**YOUR GOAL**:
Transcribe the lines from the one containing "Output the text content of this document." to the last line, inclusive, word for word. Include no pictures.

-- start DATA SUPPLIED --

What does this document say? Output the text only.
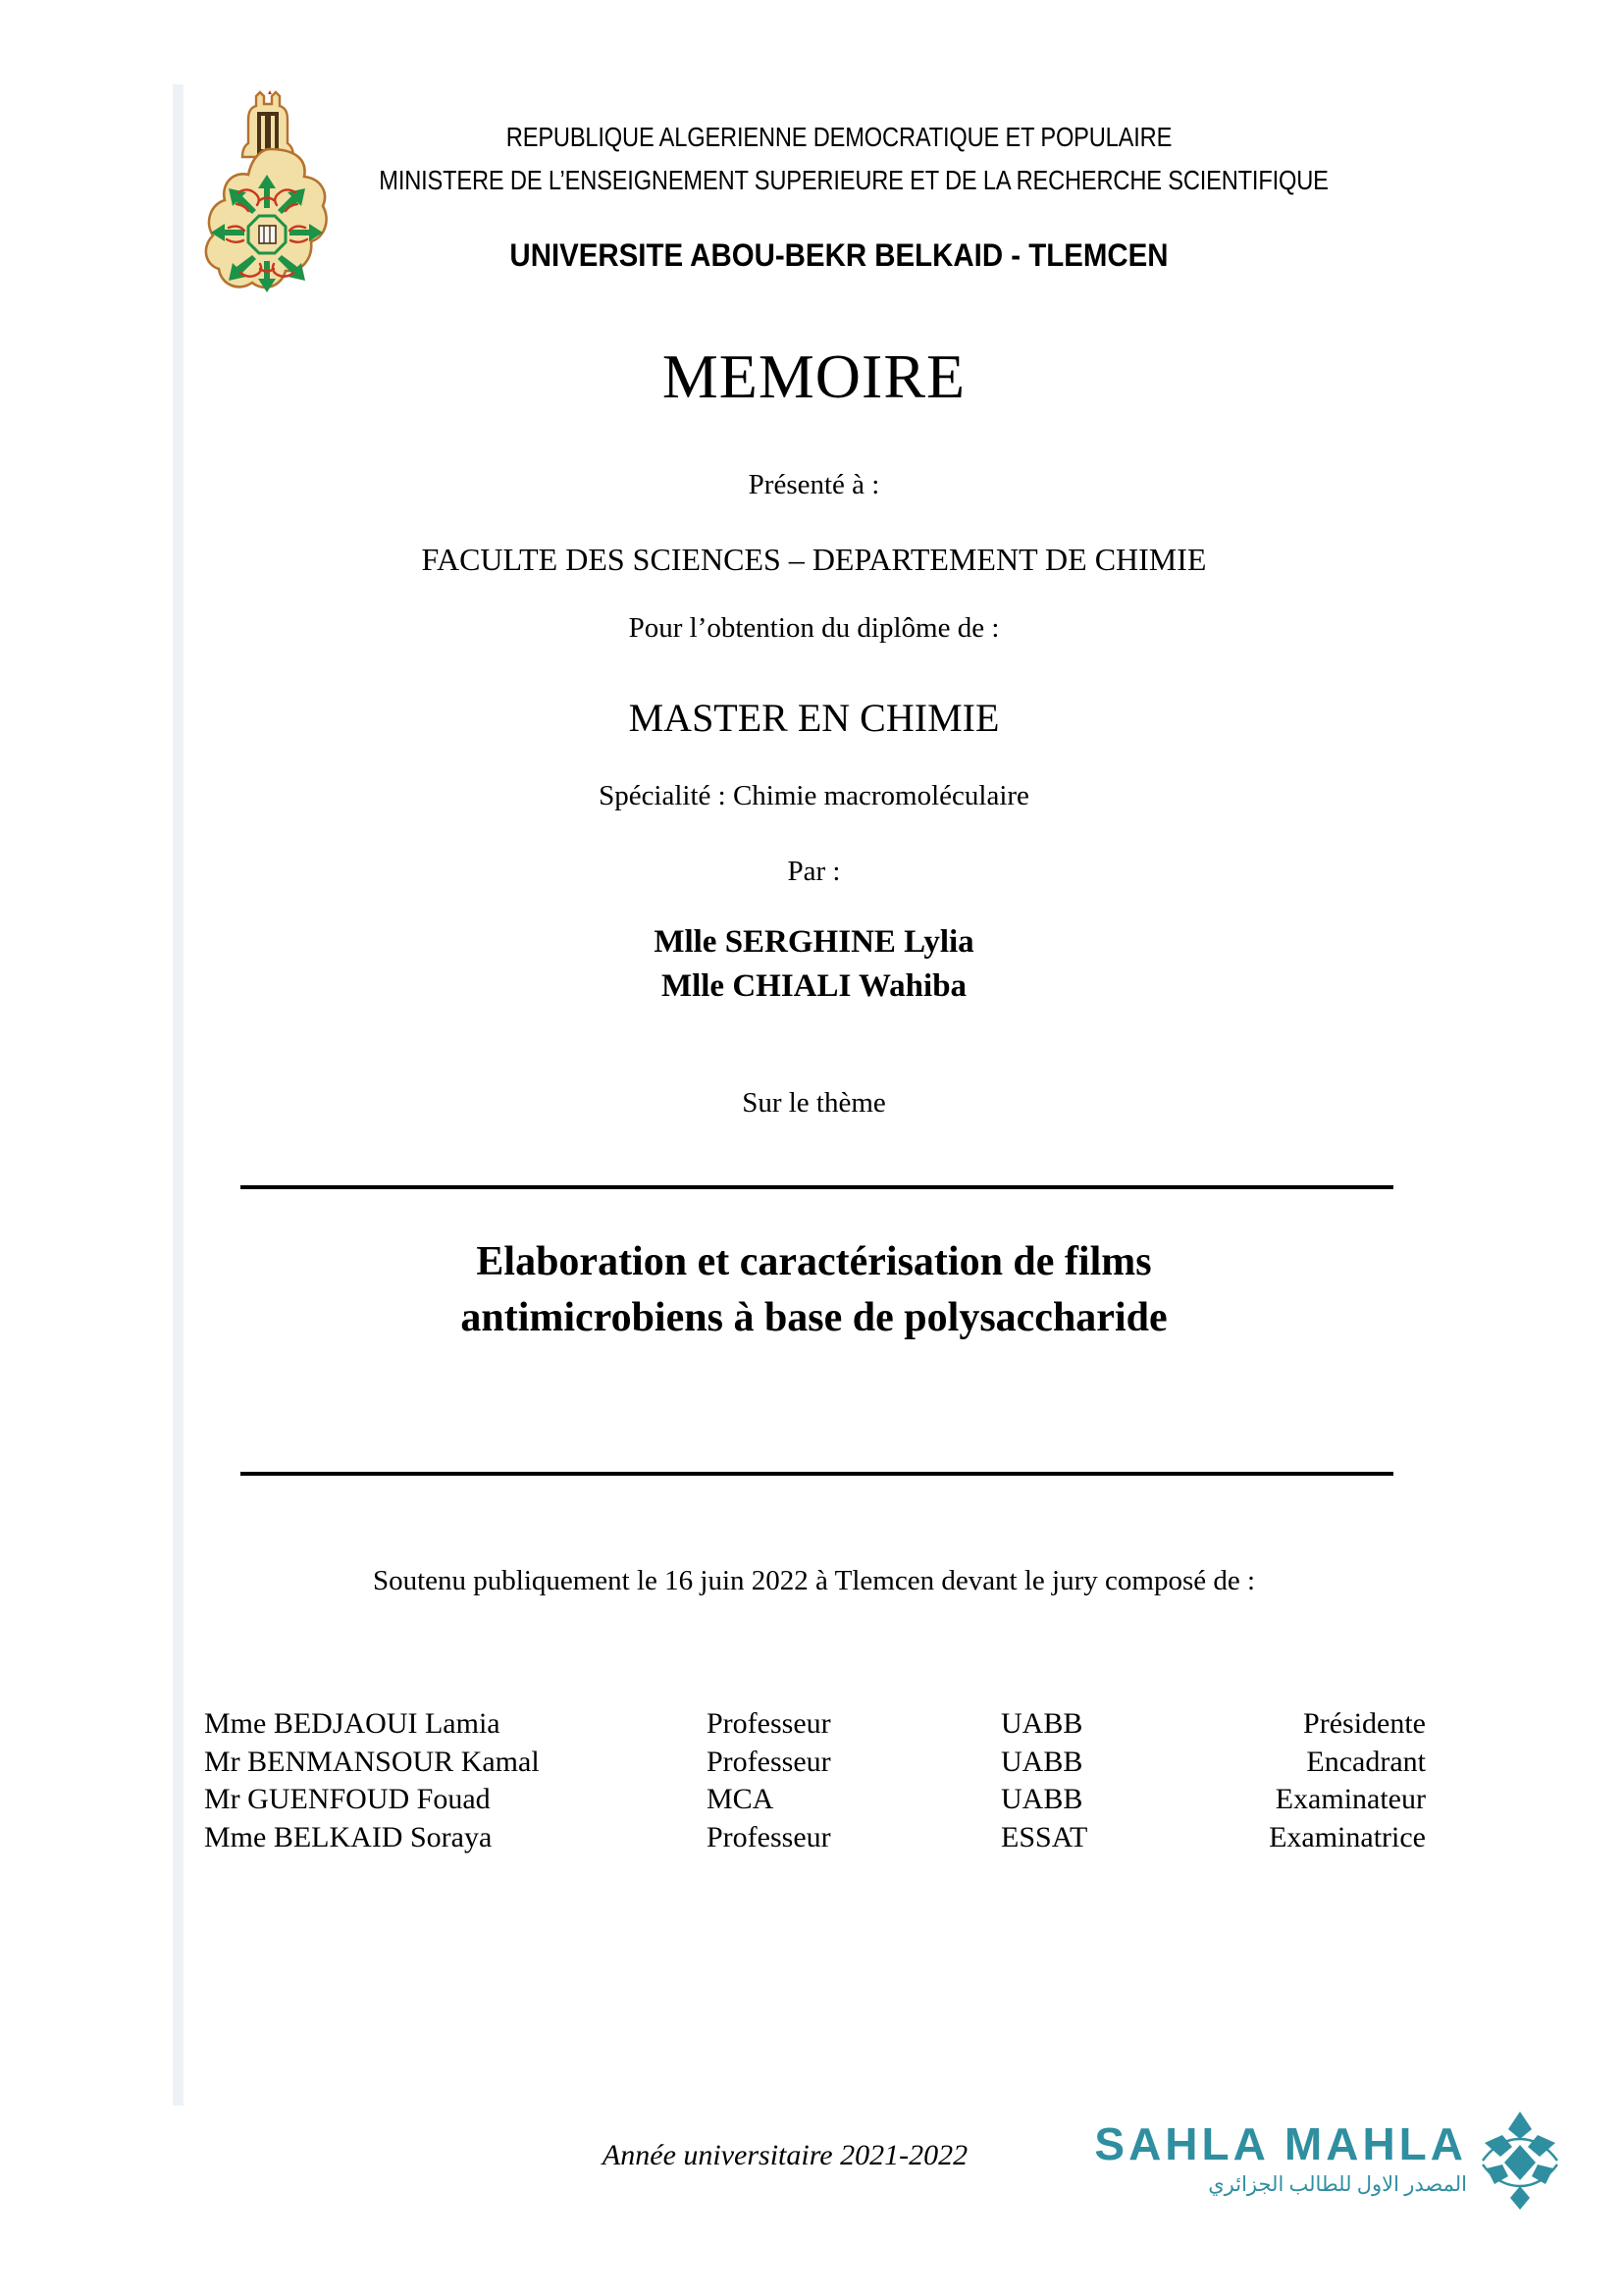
REPUBLIQUE ALGERIENNE DEMOCRATIQUE ET POPULAIRE
MINISTERE DE L’ENSEIGNEMENT SUPERIEURE ET DE LA RECHERCHE SCIENTIFIQUE
UNIVERSITE ABOU-BEKR BELKAID - TLEMCEN
MEMOIRE
Présenté à :
FACULTE DES SCIENCES – DEPARTEMENT DE CHIMIE
Pour l’obtention du diplôme de :
MASTER EN CHIMIE
Spécialité : Chimie macromoléculaire
Par :
Mlle SERGHINE Lylia
Mlle CHIALI Wahiba
Sur le thème
Elaboration et caractérisation de films
antimicrobiens à base de polysaccharide
Soutenu publiquement le 16 juin 2022 à Tlemcen devant le jury composé de :
Mme BEDJAOUI Lamia	Professeur	UABB	Présidente
Mr BENMANSOUR Kamal	Professeur	UABB	Encadrant
Mr GUENFOUD Fouad	MCA	UABB	Examinateur
Mme BELKAID Soraya	Professeur	ESSAT	Examinatrice
Année universitaire 2021-2022	SAHLA MAHLA
المصدر الاول للطالب الجزائري
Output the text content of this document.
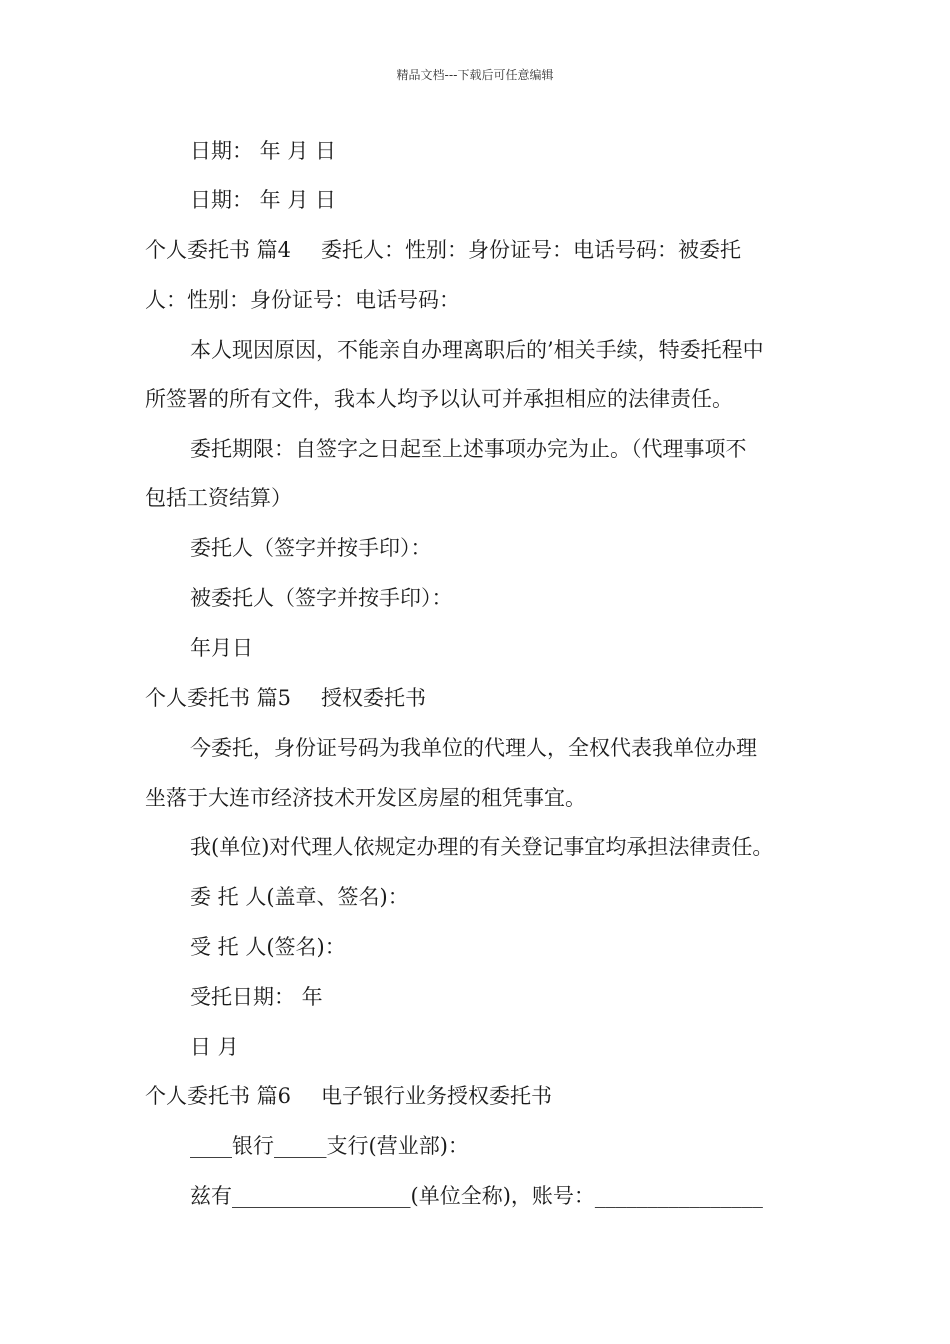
精品文档---下载后可任意编辑
日期： 年 月 日
日期： 年 月 日
个人委托书 篇4 委托人：性别：身份证号：电话号码：被委托
人：性别：身份证号：电话号码：
本人现因原因，不能亲自办理离职后的’相关手续，特委托程中
所签署的所有文件，我本人均予以认可并承担相应的法律责任。
委托期限：自签字之日起至上述事项办完为止。（代理事项不
包括工资结算）
委托人（签字并按手印）：
被委托人（签字并按手印）：
年月日
个人委托书 篇5 授权委托书
今委托，身份证号码为我单位的代理人，全权代表我单位办理
坐落于大连市经济技术开发区房屋的租凭事宜。
我(单位)对代理人依规定办理的有关登记事宜均承担法律责任。
委 托 人(盖章、签名)：
受 托 人(签名)：
受托日期： 年
日 月
个人委托书 篇6 电子银行业务授权委托书
____银行_____支行(营业部)：
兹有_________________(单位全称)，账号：________________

-- end DATA SUPPLIED --

**RESULT OF THIS TASK**:
Output the text content of this document.
精品文档---下载后可任意编辑
日期： 年 月 日
日期： 年 月 日
个人委托书 篇4 委托人：性别：身份证号：电话号码：被委托
人：性别：身份证号：电话号码：
本人现因原因，不能亲自办理离职后的’相关手续，特委托程中
所签署的所有文件，我本人均予以认可并承担相应的法律责任。
委托期限：自签字之日起至上述事项办完为止。（代理事项不
包括工资结算）
委托人（签字并按手印）：
被委托人（签字并按手印）：
年月日
个人委托书 篇5 授权委托书
今委托，身份证号码为我单位的代理人，全权代表我单位办理
坐落于大连市经济技术开发区房屋的租凭事宜。
我(单位)对代理人依规定办理的有关登记事宜均承担法律责任。
委 托 人(盖章、签名)：
受 托 人(签名)：
受托日期： 年
日 月
个人委托书 篇6 电子银行业务授权委托书
____银行_____支行(营业部)：
兹有_________________(单位全称)，账号：________________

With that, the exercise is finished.